Collected data entries:
+ + + + +
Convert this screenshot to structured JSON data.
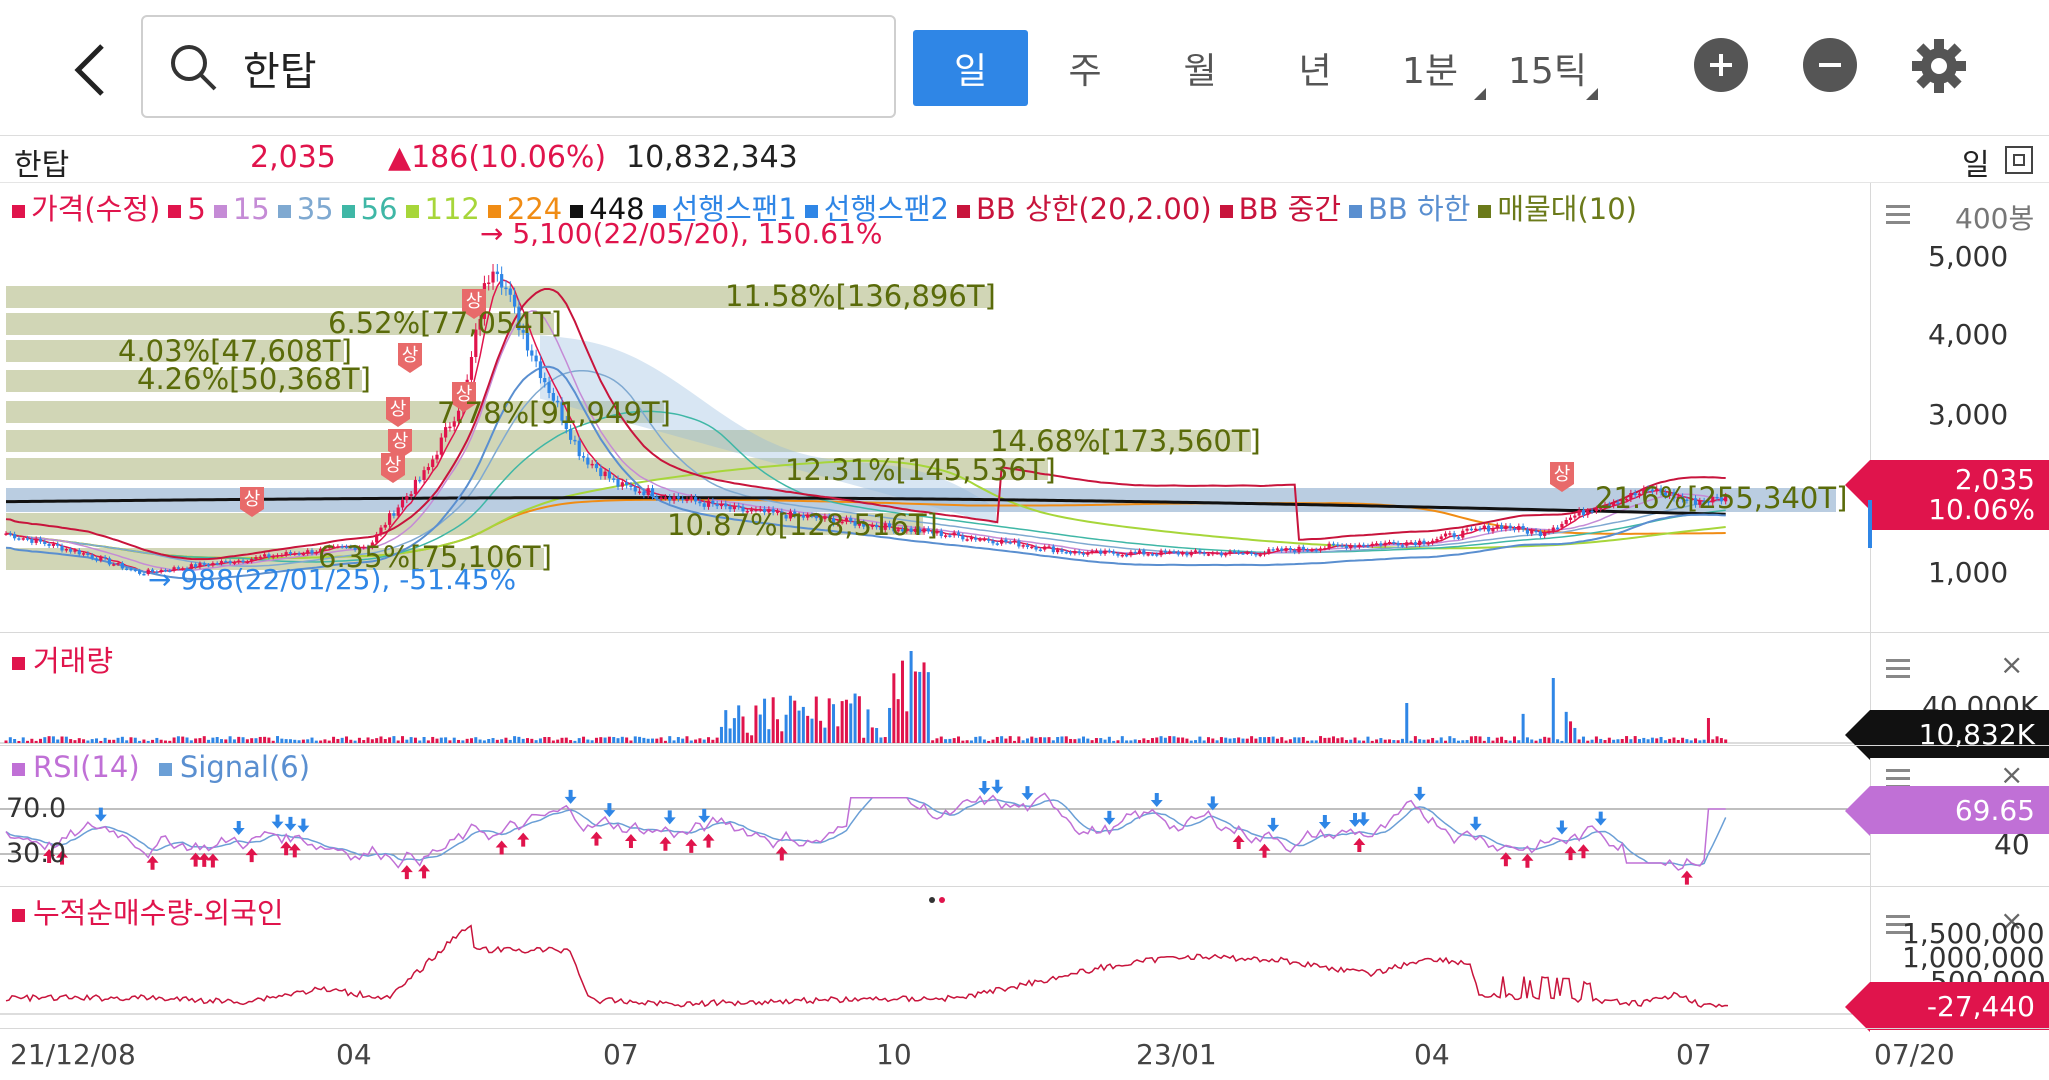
{
  "header": {
    "search_value": "한탑",
    "periods": [
      "일",
      "주",
      "월",
      "년",
      "1분",
      "15틱"
    ]
  },
  "info": {
    "name": "한탑",
    "price": "2,035",
    "change": "▲186(10.06%)",
    "volume": "10,832,343",
    "period_label": "일"
  },
  "legend": [
    {
      "label": "가격(수정)",
      "color": "#e0144c"
    },
    {
      "label": "5",
      "color": "#e0144c"
    },
    {
      "label": "15",
      "color": "#c58bd6"
    },
    {
      "label": "35",
      "color": "#7fa9d1"
    },
    {
      "label": "56",
      "color": "#3fb7a6"
    },
    {
      "label": "112",
      "color": "#a7d63a"
    },
    {
      "label": "224",
      "color": "#f08c14"
    },
    {
      "label": "448",
      "color": "#111111"
    },
    {
      "label": "선행스팬1",
      "color": "#2f86e6"
    },
    {
      "label": "선행스팬2",
      "color": "#2f86e6"
    },
    {
      "label": "BB 상한(20,2.00)",
      "color": "#c8143c"
    },
    {
      "label": "BB 중간",
      "color": "#c8143c"
    },
    {
      "label": "BB 하한",
      "color": "#5a8fd0"
    },
    {
      "label": "매물대(10)",
      "color": "#6b7a1a"
    }
  ],
  "price_panel": {
    "unit_label": "400봉",
    "y_labels": [
      "5,000",
      "4,000",
      "3,000",
      "1,000"
    ],
    "high_note": "→ 5,100(22/05/20), 150.61%",
    "low_note": "→ 988(22/01/25), -51.45%",
    "volume_profile": [
      "11.58%[136,896T]",
      "6.52%[77,054T]",
      "4.03%[47,608T]",
      "4.26%[50,368T]",
      "7.78%[91,949T]",
      "14.68%[173,560T]",
      "12.31%[145,536T]",
      "21.6%[255,340T]",
      "10.87%[128,516T]",
      "6.35%[75,106T]"
    ],
    "limit_badge": "상",
    "current_price": "2,035",
    "current_change": "10.06%",
    "colors": {
      "up": "#e0144c",
      "down": "#2f86e6",
      "profile": "#c9cfa9",
      "profile_text": "#5a6b0a"
    }
  },
  "volume_panel": {
    "title": "거래량",
    "y_label": "40,000K",
    "current": "10,832K"
  },
  "rsi_panel": {
    "title_rsi": "RSI(14)",
    "title_signal": "Signal(6)",
    "level_high": "70.0",
    "level_low": "30.0",
    "right_label": "40",
    "current": "69.65"
  },
  "foreign_panel": {
    "title": "누적순매수량-외국인",
    "y_labels": [
      "1,500,000",
      "1,000,000",
      "500,000"
    ],
    "current": "-27,440"
  },
  "x_axis": [
    "21/12/08",
    "04",
    "07",
    "10",
    "23/01",
    "04",
    "07",
    "07/20"
  ]
}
+ + + + +
- **Task objective**:
Leave out the pictures and transcribe the entries above exactly.

- **Exercise answer**:
Convert this screenshot to structured JSON data.
{
  "header": {
    "search_value": "한탑",
    "periods": [
      "일",
      "주",
      "월",
      "년",
      "1분",
      "15틱"
    ]
  },
  "info": {
    "name": "한탑",
    "price": "2,035",
    "change": "▲186(10.06%)",
    "volume": "10,832,343",
    "period_label": "일"
  },
  "legend": [
    {
      "label": "가격(수정)",
      "color": "#e0144c"
    },
    {
      "label": "5",
      "color": "#e0144c"
    },
    {
      "label": "15",
      "color": "#c58bd6"
    },
    {
      "label": "35",
      "color": "#7fa9d1"
    },
    {
      "label": "56",
      "color": "#3fb7a6"
    },
    {
      "label": "112",
      "color": "#a7d63a"
    },
    {
      "label": "224",
      "color": "#f08c14"
    },
    {
      "label": "448",
      "color": "#111111"
    },
    {
      "label": "선행스팬1",
      "color": "#2f86e6"
    },
    {
      "label": "선행스팬2",
      "color": "#2f86e6"
    },
    {
      "label": "BB 상한(20,2.00)",
      "color": "#c8143c"
    },
    {
      "label": "BB 중간",
      "color": "#c8143c"
    },
    {
      "label": "BB 하한",
      "color": "#5a8fd0"
    },
    {
      "label": "매물대(10)",
      "color": "#6b7a1a"
    }
  ],
  "price_panel": {
    "unit_label": "400봉",
    "y_labels": [
      "5,000",
      "4,000",
      "3,000",
      "1,000"
    ],
    "high_note": "→ 5,100(22/05/20), 150.61%",
    "low_note": "→ 988(22/01/25), -51.45%",
    "volume_profile": [
      "11.58%[136,896T]",
      "6.52%[77,054T]",
      "4.03%[47,608T]",
      "4.26%[50,368T]",
      "7.78%[91,949T]",
      "14.68%[173,560T]",
      "12.31%[145,536T]",
      "21.6%[255,340T]",
      "10.87%[128,516T]",
      "6.35%[75,106T]"
    ],
    "limit_badge": "상",
    "current_price": "2,035",
    "current_change": "10.06%",
    "colors": {
      "up": "#e0144c",
      "down": "#2f86e6",
      "profile": "#c9cfa9",
      "profile_text": "#5a6b0a"
    }
  },
  "volume_panel": {
    "title": "거래량",
    "y_label": "40,000K",
    "current": "10,832K"
  },
  "rsi_panel": {
    "title_rsi": "RSI(14)",
    "title_signal": "Signal(6)",
    "level_high": "70.0",
    "level_low": "30.0",
    "right_label": "40",
    "current": "69.65"
  },
  "foreign_panel": {
    "title": "누적순매수량-외국인",
    "y_labels": [
      "1,500,000",
      "1,000,000",
      "500,000"
    ],
    "current": "-27,440"
  },
  "x_axis": [
    "21/12/08",
    "04",
    "07",
    "10",
    "23/01",
    "04",
    "07",
    "07/20"
  ]
}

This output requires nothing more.